Exclude the pictures, then copy all remaining records exactly.

* start RECORDS FOR THIS TASK *

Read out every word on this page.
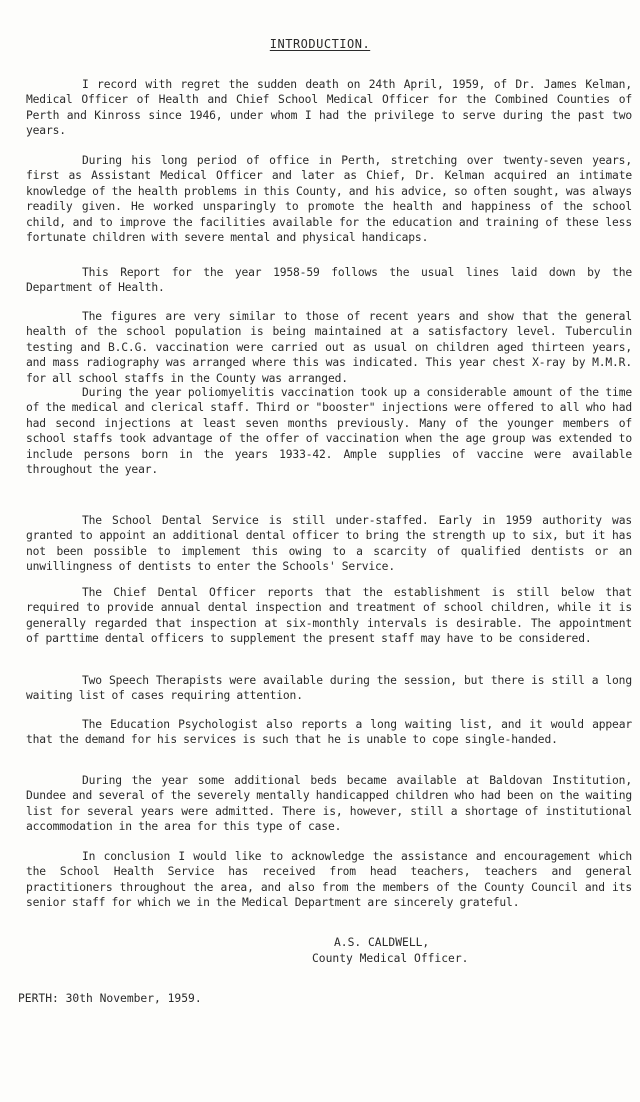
INTRODUCTION.

I record with regret the sudden death on 24th April, 1959, of Dr. James Kelman, Medical Officer of Health and Chief School Medical Officer for the Combined Counties of Perth and Kinross since 1946, under whom I had the privilege to serve during the past two years.

During his long period of office in Perth, stretching over twenty-seven years, first as Assistant Medical Officer and later as Chief, Dr. Kelman acquired an intimate knowledge of the health problems in this County, and his advice, so often sought, was always readily given. He worked unsparingly to promote the health and happiness of the school child, and to improve the facilities available for the education and training of these less fortunate children with severe mental and physical handicaps.

This Report for the year 1958-59 follows the usual lines laid down by the Department of Health.

The figures are very similar to those of recent years and show that the general health of the school population is being maintained at a satisfactory level. Tuberculin testing and B.C.G. vaccination were carried out as usual on children aged thirteen years, and mass radiography was arranged where this was indicated. This year chest X-ray by M.M.R. for all school staffs in the County was arranged.

During the year poliomyelitis vaccination took up a considerable amount of the time of the medical and clerical staff. Third or "booster" injections were offered to all who had had second injections at least seven months previously. Many of the younger members of school staffs took advantage of the offer of vaccination when the age group was extended to include persons born in the years 1933-42. Ample supplies of vaccine were available throughout the year.

The School Dental Service is still under-staffed. Early in 1959 authority was granted to appoint an additional dental officer to bring the strength up to six, but it has not been possible to implement this owing to a scarcity of qualified dentists or an unwillingness of dentists to enter the Schools' Service.

The Chief Dental Officer reports that the establishment is still below that required to provide annual dental inspection and treatment of school children, while it is generally regarded that inspection at six-monthly intervals is desirable. The appointment of parttime dental officers to supplement the present staff may have to be considered.

Two Speech Therapists were available during the session, but there is still a long waiting list of cases requiring attention.

The Education Psychologist also reports a long waiting list, and it would appear that the demand for his services is such that he is unable to cope single-handed.

During the year some additional beds became available at Baldovan Institution, Dundee and several of the severely mentally handicapped children who had been on the waiting list for several years were admitted. There is, however, still a shortage of institutional accommodation in the area for this type of case.

In conclusion I would like to acknowledge the assistance and encouragement which the School Health Service has received from head teachers, teachers and general practitioners throughout the area, and also from the members of the County Council and its senior staff for which we in the Medical Department are sincerely grateful.

A.S. CALDWELL,

County Medical Officer.

PERTH: 30th November, 1959.
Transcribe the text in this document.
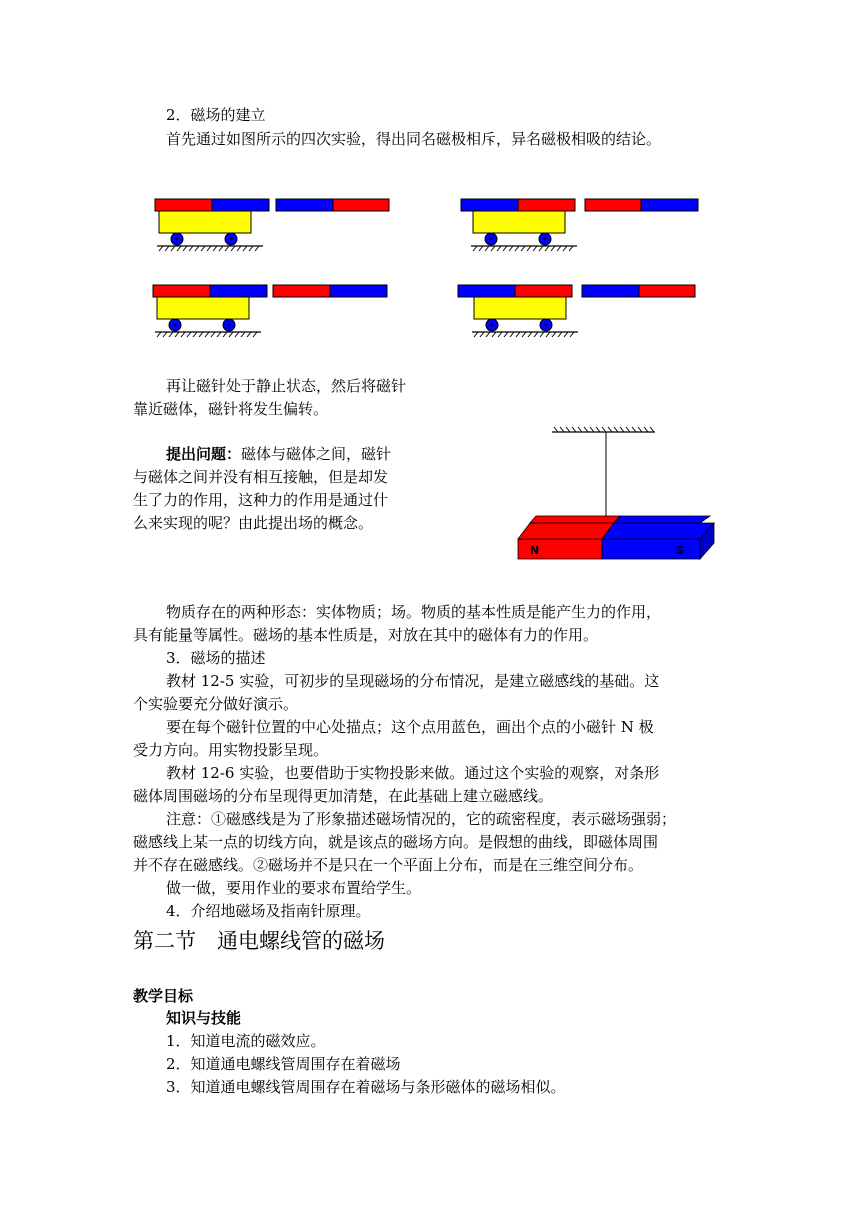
2．磁场的建立
首先通过如图所示的四次实验，得出同名磁极相斥，异名磁极相吸的结论。
再让磁针处于静止状态，然后将磁针
靠近磁体，磁针将发生偏转。
提出问题：磁体与磁体之间，磁针
与磁体之间并没有相互接触，但是却发
生了力的作用，这种力的作用是通过什
么来实现的呢？由此提出场的概念。
N	S
物质存在的两种形态：实体物质；场。物质的基本性质是能产生力的作用，
具有能量等属性。磁场的基本性质是，对放在其中的磁体有力的作用。
3．磁场的描述
教材 12-5 实验，可初步的呈现磁场的分布情况，是建立磁感线的基础。这
个实验要充分做好演示。
要在每个磁针位置的中心处描点；这个点用蓝色，画出个点的小磁针 N 极
受力方向。用实物投影呈现。
教材 12-6 实验，也要借助于实物投影来做。通过这个实验的观察，对条形
磁体周围磁场的分布呈现得更加清楚，在此基础上建立磁感线。
注意：①磁感线是为了形象描述磁场情况的，它的疏密程度，表示磁场强弱；
磁感线上某一点的切线方向，就是该点的磁场方向。是假想的曲线，即磁体周围
并不存在磁感线。②磁场并不是只在一个平面上分布，而是在三维空间分布。
做一做，要用作业的要求布置给学生。
4．介绍地磁场及指南针原理。
第二节　通电螺线管的磁场
教学目标
知识与技能
1．知道电流的磁效应。
2．知道通电螺线管周围存在着磁场
3．知道通电螺线管周围存在着磁场与条形磁体的磁场相似。
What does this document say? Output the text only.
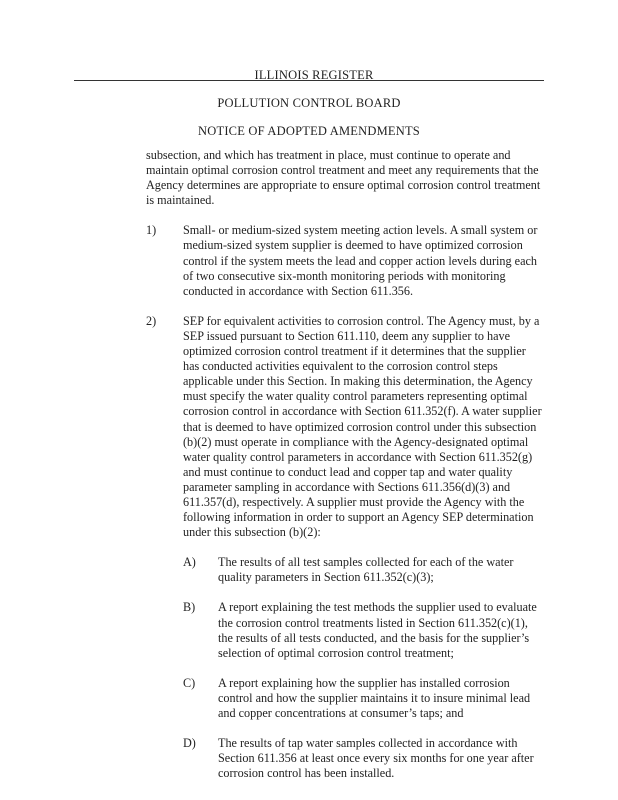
ILLINOIS REGISTER
POLLUTION CONTROL BOARD
NOTICE OF ADOPTED AMENDMENTS

subsection, and which has treatment in place, must continue to operate and maintain optimal corrosion control treatment and meet any requirements that the Agency determines are appropriate to ensure optimal corrosion control treatment is maintained.

1) Small- or medium-sized system meeting action levels. A small system or medium-sized system supplier is deemed to have optimized corrosion control if the system meets the lead and copper action levels during each of two consecutive six-month monitoring periods with monitoring conducted in accordance with Section 611.356.

2) SEP for equivalent activities to corrosion control. The Agency must, by a SEP issued pursuant to Section 611.110, deem any supplier to have optimized corrosion control treatment if it determines that the supplier has conducted activities equivalent to the corrosion control steps applicable under this Section. In making this determination, the Agency must specify the water quality control parameters representing optimal corrosion control in accordance with Section 611.352(f). A water supplier that is deemed to have optimized corrosion control under this subsection (b)(2) must operate in compliance with the Agency-designated optimal water quality control parameters in accordance with Section 611.352(g) and must continue to conduct lead and copper tap and water quality parameter sampling in accordance with Sections 611.356(d)(3) and 611.357(d), respectively. A supplier must provide the Agency with the following information in order to support an Agency SEP determination under this subsection (b)(2):

A) The results of all test samples collected for each of the water quality parameters in Section 611.352(c)(3);

B) A report explaining the test methods the supplier used to evaluate the corrosion control treatments listed in Section 611.352(c)(1), the results of all tests conducted, and the basis for the supplier’s selection of optimal corrosion control treatment;

C) A report explaining how the supplier has installed corrosion control and how the supplier maintains it to insure minimal lead and copper concentrations at consumer’s taps; and

D) The results of tap water samples collected in accordance with Section 611.356 at least once every six months for one year after corrosion control has been installed.
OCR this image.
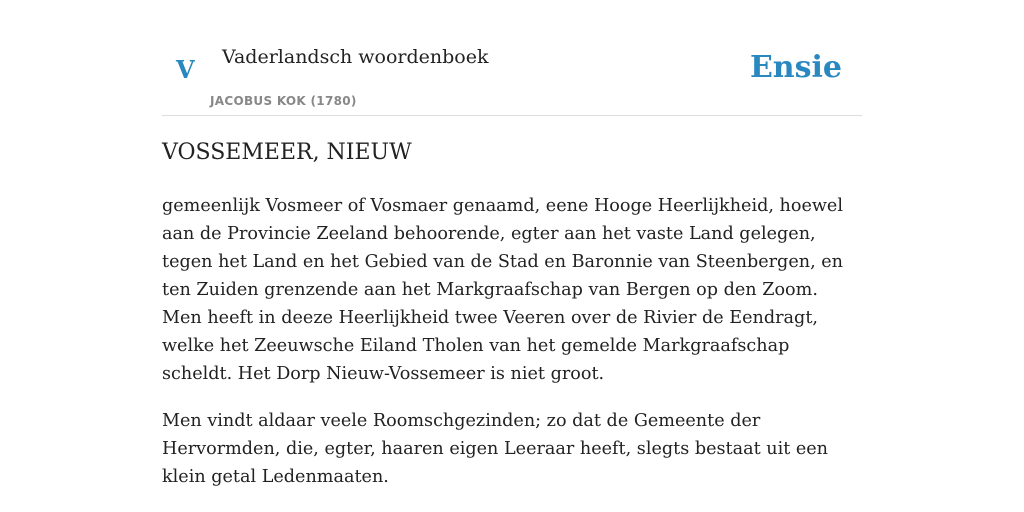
V Vaderlandsch woordenboek
JACOBUS KOK (1780)
Ensie
VOSSEMEER, NIEUW

gemeenlijk Vosmeer of Vosmaer genaamd, eene Hooge Heerlijkheid, hoewel aan de Provincie Zeeland behoorende, egter aan het vaste Land gelegen, tegen het Land en het Gebied van de Stad en Baronnie van Steenbergen, en ten Zuiden grenzende aan het Markgraafschap van Bergen op den Zoom. Men heeft in deeze Heerlijkheid twee Veeren over de Rivier de Eendragt, welke het Zeeuwsche Eiland Tholen van het gemelde Markgraafschap scheldt. Het Dorp Nieuw-Vossemeer is niet groot.

Men vindt aldaar veele Roomschgezinden; zo dat de Gemeente der Hervormden, die, egter, haaren eigen Leeraar heeft, slegts bestaat uit een klein getal Ledenmaaten.
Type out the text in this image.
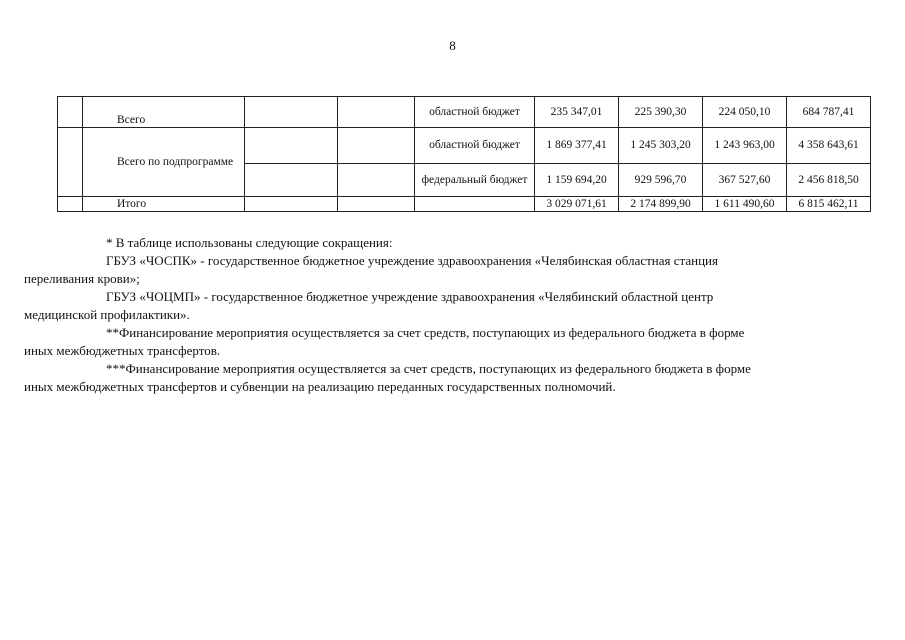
8
	Всего			областной бюджет	235 347,01	225 390,30	224 050,10	684 787,41
	Всего по подпрограмме			областной бюджет	1 869 377,41	1 245 303,20	1 243 963,00	4 358 643,61
				федеральный бюджет	1 159 694,20	929 596,70	367 527,60	2 456 818,50
	Итого				3 029 071,61	2 174 899,90	1 611 490,60	6 815 462,11

* В таблице использованы следующие сокращения:

ГБУЗ «ЧОСПК» - государственное бюджетное учреждение здравоохранения «Челябинская областная станция

переливания крови»;

ГБУЗ «ЧОЦМП» - государственное бюджетное учреждение здравоохранения «Челябинский областной центр

медицинской профилактики».

**Финансирование мероприятия осуществляется за счет средств, поступающих из федерального бюджета в форме

иных межбюджетных трансфертов.

***Финансирование мероприятия осуществляется за счет средств, поступающих из федерального бюджета в форме

иных межбюджетных трансфертов и субвенции на реализацию переданных государственных полномочий.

* end RECORDS FOR THIS TASK *

• _CORRECT OUTPUT_:
Read out every word on this page.
INTRODUCTION.

I record with regret the sudden death on 24th April, 1959, of Dr. James Kelman, Medical Officer of Health and Chief School Medical Officer for the Combined Counties of Perth and Kinross since 1946, under whom I had the privilege to serve during the past two years.

During his long period of office in Perth, stretching over twenty-seven years, first as Assistant Medical Officer and later as Chief, Dr. Kelman acquired an intimate knowledge of the health problems in this County, and his advice, so often sought, was always readily given. He worked unsparingly to promote the health and happiness of the school child, and to improve the facilities available for the education and training of these less fortunate children with severe mental and physical handicaps.

This Report for the year 1958-59 follows the usual lines laid down by the Department of Health.

The figures are very similar to those of recent years and show that the general health of the school population is being maintained at a satisfactory level. Tuberculin testing and B.C.G. vaccination were carried out as usual on children aged thirteen years, and mass radiography was arranged where this was indicated. This year chest X-ray by M.M.R. for all school staffs in the County was arranged.

During the year poliomyelitis vaccination took up a considerable amount of the time of the medical and clerical staff. Third or "booster" injections were offered to all who had had second injections at least seven months previously. Many of the younger members of school staffs took advantage of the offer of vaccination when the age group was extended to include persons born in the years 1933-42. Ample supplies of vaccine were available throughout the year.

The School Dental Service is still under-staffed. Early in 1959 authority was granted to appoint an additional dental officer to bring the strength up to six, but it has not been possible to implement this owing to a scarcity of qualified dentists or an unwillingness of dentists to enter the Schools' Service.

The Chief Dental Officer reports that the establishment is still below that required to provide annual dental inspection and treatment of school children, while it is generally regarded that inspection at six-monthly intervals is desirable. The appointment of parttime dental officers to supplement the present staff may have to be considered.

Two Speech Therapists were available during the session, but there is still a long waiting list of cases requiring attention.

The Education Psychologist also reports a long waiting list, and it would appear that the demand for his services is such that he is unable to cope single-handed.

During the year some additional beds became available at Baldovan Institution, Dundee and several of the severely mentally handicapped children who had been on the waiting list for several years were admitted. There is, however, still a shortage of institutional accommodation in the area for this type of case.

In conclusion I would like to acknowledge the assistance and encouragement which the School Health Service has received from head teachers, teachers and general practitioners throughout the area, and also from the members of the County Council and its senior staff for which we in the Medical Department are sincerely grateful.

A.S. CALDWELL,

County Medical Officer.

PERTH: 30th November, 1959.
Transcribe the text in this document.
2．磁场的建立
首先通过如图所示的四次实验，得出同名磁极相斥，异名磁极相吸的结论。
再让磁针处于静止状态，然后将磁针
靠近磁体，磁针将发生偏转。
提出问题：磁体与磁体之间，磁针
与磁体之间并没有相互接触，但是却发
生了力的作用，这种力的作用是通过什
么来实现的呢？由此提出场的概念。
N	S
物质存在的两种形态：实体物质；场。物质的基本性质是能产生力的作用，
具有能量等属性。磁场的基本性质是，对放在其中的磁体有力的作用。
3．磁场的描述
教材 12-5 实验，可初步的呈现磁场的分布情况，是建立磁感线的基础。这
个实验要充分做好演示。
要在每个磁针位置的中心处描点；这个点用蓝色，画出个点的小磁针 N 极
受力方向。用实物投影呈现。
教材 12-6 实验，也要借助于实物投影来做。通过这个实验的观察，对条形
磁体周围磁场的分布呈现得更加清楚，在此基础上建立磁感线。
注意：①磁感线是为了形象描述磁场情况的，它的疏密程度，表示磁场强弱；
磁感线上某一点的切线方向，就是该点的磁场方向。是假想的曲线，即磁体周围
并不存在磁感线。②磁场并不是只在一个平面上分布，而是在三维空间分布。
做一做，要用作业的要求布置给学生。
4．介绍地磁场及指南针原理。
第二节　通电螺线管的磁场
教学目标
知识与技能
1．知道电流的磁效应。
2．知道通电螺线管周围存在着磁场
3．知道通电螺线管周围存在着磁场与条形磁体的磁场相似。
What does this document say? Output the text only.
ILLINOIS REGISTER
POLLUTION CONTROL BOARD
NOTICE OF ADOPTED AMENDMENTS

subsection, and which has treatment in place, must continue to operate and maintain optimal corrosion control treatment and meet any requirements that the Agency determines are appropriate to ensure optimal corrosion control treatment is maintained.

1) Small- or medium-sized system meeting action levels. A small system or medium-sized system supplier is deemed to have optimized corrosion control if the system meets the lead and copper action levels during each of two consecutive six-month monitoring periods with monitoring conducted in accordance with Section 611.356.

2) SEP for equivalent activities to corrosion control. The Agency must, by a SEP issued pursuant to Section 611.110, deem any supplier to have optimized corrosion control treatment if it determines that the supplier has conducted activities equivalent to the corrosion control steps applicable under this Section. In making this determination, the Agency must specify the water quality control parameters representing optimal corrosion control in accordance with Section 611.352(f). A water supplier that is deemed to have optimized corrosion control under this subsection (b)(2) must operate in compliance with the Agency-designated optimal water quality control parameters in accordance with Section 611.352(g) and must continue to conduct lead and copper tap and water quality parameter sampling in accordance with Sections 611.356(d)(3) and 611.357(d), respectively. A supplier must provide the Agency with the following information in order to support an Agency SEP determination under this subsection (b)(2):

A) The results of all test samples collected for each of the water quality parameters in Section 611.352(c)(3);

B) A report explaining the test methods the supplier used to evaluate the corrosion control treatments listed in Section 611.352(c)(1), the results of all tests conducted, and the basis for the supplier’s selection of optimal corrosion control treatment;

C) A report explaining how the supplier has installed corrosion control and how the supplier maintains it to insure minimal lead and copper concentrations at consumer’s taps; and

D) The results of tap water samples collected in accordance with Section 611.356 at least once every six months for one year after corrosion control has been installed.
OCR this image.
V Vaderlandsch woordenboek
JACOBUS KOK (1780)
Ensie
VOSSEMEER, NIEUW

gemeenlijk Vosmeer of Vosmaer genaamd, eene Hooge Heerlijkheid, hoewel aan de Provincie Zeeland behoorende, egter aan het vaste Land gelegen, tegen het Land en het Gebied van de Stad en Baronnie van Steenbergen, en ten Zuiden grenzende aan het Markgraafschap van Bergen op den Zoom. Men heeft in deeze Heerlijkheid twee Veeren over de Rivier de Eendragt, welke het Zeeuwsche Eiland Tholen van het gemelde Markgraafschap scheldt. Het Dorp Nieuw-Vossemeer is niet groot.

Men vindt aldaar veele Roomschgezinden; zo dat de Gemeente der Hervormden, die, egter, haaren eigen Leeraar heeft, slegts bestaat uit een klein getal Ledenmaaten.
Type out the text in this image.
8
	Всего			областной бюджет	235 347,01	225 390,30	224 050,10	684 787,41
	Всего по подпрограмме			областной бюджет	1 869 377,41	1 245 303,20	1 243 963,00	4 358 643,61
				федеральный бюджет	1 159 694,20	929 596,70	367 527,60	2 456 818,50
	Итого				3 029 071,61	2 174 899,90	1 611 490,60	6 815 462,11

* В таблице использованы следующие сокращения:

ГБУЗ «ЧОСПК» - государственное бюджетное учреждение здравоохранения «Челябинская областная станция

переливания крови»;

ГБУЗ «ЧОЦМП» - государственное бюджетное учреждение здравоохранения «Челябинский областной центр

медицинской профилактики».

**Финансирование мероприятия осуществляется за счет средств, поступающих из федерального бюджета в форме

иных межбюджетных трансфертов.

***Финансирование мероприятия осуществляется за счет средств, поступающих из федерального бюджета в форме

иных межбюджетных трансфертов и субвенции на реализацию переданных государственных полномочий.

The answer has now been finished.